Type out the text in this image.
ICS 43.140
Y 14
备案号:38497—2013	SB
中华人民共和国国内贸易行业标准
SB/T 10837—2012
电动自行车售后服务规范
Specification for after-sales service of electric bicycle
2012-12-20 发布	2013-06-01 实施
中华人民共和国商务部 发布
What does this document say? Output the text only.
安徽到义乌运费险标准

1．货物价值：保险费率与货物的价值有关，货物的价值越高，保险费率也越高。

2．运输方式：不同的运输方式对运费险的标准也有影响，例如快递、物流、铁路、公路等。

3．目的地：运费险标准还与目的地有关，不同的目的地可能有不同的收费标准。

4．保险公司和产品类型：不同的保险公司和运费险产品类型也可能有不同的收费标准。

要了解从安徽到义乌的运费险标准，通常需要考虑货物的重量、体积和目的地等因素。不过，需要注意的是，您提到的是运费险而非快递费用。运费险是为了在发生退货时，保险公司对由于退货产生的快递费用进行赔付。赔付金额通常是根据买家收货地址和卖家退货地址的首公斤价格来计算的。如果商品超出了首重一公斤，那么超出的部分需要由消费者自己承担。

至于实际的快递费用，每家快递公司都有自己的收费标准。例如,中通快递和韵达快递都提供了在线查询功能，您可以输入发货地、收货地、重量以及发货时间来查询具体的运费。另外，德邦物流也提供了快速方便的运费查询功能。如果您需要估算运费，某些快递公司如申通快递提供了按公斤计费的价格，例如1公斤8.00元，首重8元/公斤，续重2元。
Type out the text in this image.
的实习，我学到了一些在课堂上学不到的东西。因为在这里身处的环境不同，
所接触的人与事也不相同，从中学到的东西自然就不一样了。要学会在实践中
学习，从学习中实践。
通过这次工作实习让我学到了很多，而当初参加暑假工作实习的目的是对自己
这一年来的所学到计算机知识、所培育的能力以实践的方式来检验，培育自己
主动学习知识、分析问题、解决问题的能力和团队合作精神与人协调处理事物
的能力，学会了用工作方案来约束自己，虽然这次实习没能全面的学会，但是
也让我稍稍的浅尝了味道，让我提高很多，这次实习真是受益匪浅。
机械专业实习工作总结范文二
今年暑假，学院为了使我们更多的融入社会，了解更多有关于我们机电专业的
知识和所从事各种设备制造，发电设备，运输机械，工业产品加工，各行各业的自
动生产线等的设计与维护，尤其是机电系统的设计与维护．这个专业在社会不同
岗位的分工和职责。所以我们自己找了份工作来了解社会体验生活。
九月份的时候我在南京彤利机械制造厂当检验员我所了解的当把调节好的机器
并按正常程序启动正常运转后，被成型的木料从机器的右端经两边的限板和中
====================
From the records above, extract each line exactly as shown.

Result for this task:
Type out the text in this image.
ICS 43.140
Y 14
备案号:38497—2013	SB
中华人民共和国国内贸易行业标准
SB/T 10837—2012
电动自行车售后服务规范
Specification for after-sales service of electric bicycle
2012-12-20 发布	2013-06-01 实施
中华人民共和国商务部 发布
What does this document say? Output the text only.
安徽到义乌运费险标准

1．货物价值：保险费率与货物的价值有关，货物的价值越高，保险费率也越高。

2．运输方式：不同的运输方式对运费险的标准也有影响，例如快递、物流、铁路、公路等。

3．目的地：运费险标准还与目的地有关，不同的目的地可能有不同的收费标准。

4．保险公司和产品类型：不同的保险公司和运费险产品类型也可能有不同的收费标准。

要了解从安徽到义乌的运费险标准，通常需要考虑货物的重量、体积和目的地等因素。不过，需要注意的是，您提到的是运费险而非快递费用。运费险是为了在发生退货时，保险公司对由于退货产生的快递费用进行赔付。赔付金额通常是根据买家收货地址和卖家退货地址的首公斤价格来计算的。如果商品超出了首重一公斤，那么超出的部分需要由消费者自己承担。

至于实际的快递费用，每家快递公司都有自己的收费标准。例如,中通快递和韵达快递都提供了在线查询功能，您可以输入发货地、收货地、重量以及发货时间来查询具体的运费。另外，德邦物流也提供了快速方便的运费查询功能。如果您需要估算运费，某些快递公司如申通快递提供了按公斤计费的价格，例如1公斤8.00元，首重8元/公斤，续重2元。
Type out the text in this image.
的实习，我学到了一些在课堂上学不到的东西。因为在这里身处的环境不同，
所接触的人与事也不相同，从中学到的东西自然就不一样了。要学会在实践中
学习，从学习中实践。
通过这次工作实习让我学到了很多，而当初参加暑假工作实习的目的是对自己
这一年来的所学到计算机知识、所培育的能力以实践的方式来检验，培育自己
主动学习知识、分析问题、解决问题的能力和团队合作精神与人协调处理事物
的能力，学会了用工作方案来约束自己，虽然这次实习没能全面的学会，但是
也让我稍稍的浅尝了味道，让我提高很多，这次实习真是受益匪浅。
机械专业实习工作总结范文二
今年暑假，学院为了使我们更多的融入社会，了解更多有关于我们机电专业的
知识和所从事各种设备制造，发电设备，运输机械，工业产品加工，各行各业的自
动生产线等的设计与维护，尤其是机电系统的设计与维护．这个专业在社会不同
岗位的分工和职责。所以我们自己找了份工作来了解社会体验生活。
九月份的时候我在南京彤利机械制造厂当检验员我所了解的当把调节好的机器
并按正常程序启动正常运转后，被成型的木料从机器的右端经两边的限板和中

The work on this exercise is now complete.